** Start TASK MATERIAL **
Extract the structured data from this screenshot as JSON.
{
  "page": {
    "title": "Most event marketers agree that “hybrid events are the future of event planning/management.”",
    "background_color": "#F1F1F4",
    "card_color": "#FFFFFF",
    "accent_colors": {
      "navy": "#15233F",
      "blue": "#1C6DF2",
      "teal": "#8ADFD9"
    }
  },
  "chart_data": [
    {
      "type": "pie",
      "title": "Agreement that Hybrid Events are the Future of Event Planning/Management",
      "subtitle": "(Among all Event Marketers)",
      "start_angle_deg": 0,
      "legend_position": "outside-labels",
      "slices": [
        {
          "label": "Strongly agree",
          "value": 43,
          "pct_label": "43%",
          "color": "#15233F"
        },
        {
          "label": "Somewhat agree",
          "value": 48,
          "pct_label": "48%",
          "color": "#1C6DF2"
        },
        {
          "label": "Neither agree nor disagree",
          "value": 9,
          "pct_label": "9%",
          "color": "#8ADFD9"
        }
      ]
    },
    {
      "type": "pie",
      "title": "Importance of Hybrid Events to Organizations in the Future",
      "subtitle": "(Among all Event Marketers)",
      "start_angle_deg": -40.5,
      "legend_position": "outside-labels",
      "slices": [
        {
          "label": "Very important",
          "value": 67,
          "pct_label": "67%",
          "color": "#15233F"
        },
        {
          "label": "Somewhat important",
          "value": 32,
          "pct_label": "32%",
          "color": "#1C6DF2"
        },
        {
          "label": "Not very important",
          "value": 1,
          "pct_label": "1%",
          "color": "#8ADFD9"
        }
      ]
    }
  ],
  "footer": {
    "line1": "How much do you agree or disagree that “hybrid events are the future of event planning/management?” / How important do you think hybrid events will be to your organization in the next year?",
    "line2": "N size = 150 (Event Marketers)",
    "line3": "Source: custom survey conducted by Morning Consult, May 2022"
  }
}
** End TASK MATERIAL **
WORK TO BE COMPLETED ::
Retype every entry above, word for word.

OUTPUT OF THE TASK ::
Extract the structured data from this screenshot as JSON.
{
  "page": {
    "title": "Most event marketers agree that “hybrid events are the future of event planning/management.”",
    "background_color": "#F1F1F4",
    "card_color": "#FFFFFF",
    "accent_colors": {
      "navy": "#15233F",
      "blue": "#1C6DF2",
      "teal": "#8ADFD9"
    }
  },
  "chart_data": [
    {
      "type": "pie",
      "title": "Agreement that Hybrid Events are the Future of Event Planning/Management",
      "subtitle": "(Among all Event Marketers)",
      "start_angle_deg": 0,
      "legend_position": "outside-labels",
      "slices": [
        {
          "label": "Strongly agree",
          "value": 43,
          "pct_label": "43%",
          "color": "#15233F"
        },
        {
          "label": "Somewhat agree",
          "value": 48,
          "pct_label": "48%",
          "color": "#1C6DF2"
        },
        {
          "label": "Neither agree nor disagree",
          "value": 9,
          "pct_label": "9%",
          "color": "#8ADFD9"
        }
      ]
    },
    {
      "type": "pie",
      "title": "Importance of Hybrid Events to Organizations in the Future",
      "subtitle": "(Among all Event Marketers)",
      "start_angle_deg": -40.5,
      "legend_position": "outside-labels",
      "slices": [
        {
          "label": "Very important",
          "value": 67,
          "pct_label": "67%",
          "color": "#15233F"
        },
        {
          "label": "Somewhat important",
          "value": 32,
          "pct_label": "32%",
          "color": "#1C6DF2"
        },
        {
          "label": "Not very important",
          "value": 1,
          "pct_label": "1%",
          "color": "#8ADFD9"
        }
      ]
    }
  ],
  "footer": {
    "line1": "How much do you agree or disagree that “hybrid events are the future of event planning/management?” / How important do you think hybrid events will be to your organization in the next year?",
    "line2": "N size = 150 (Event Marketers)",
    "line3": "Source: custom survey conducted by Morning Consult, May 2022"
  }
}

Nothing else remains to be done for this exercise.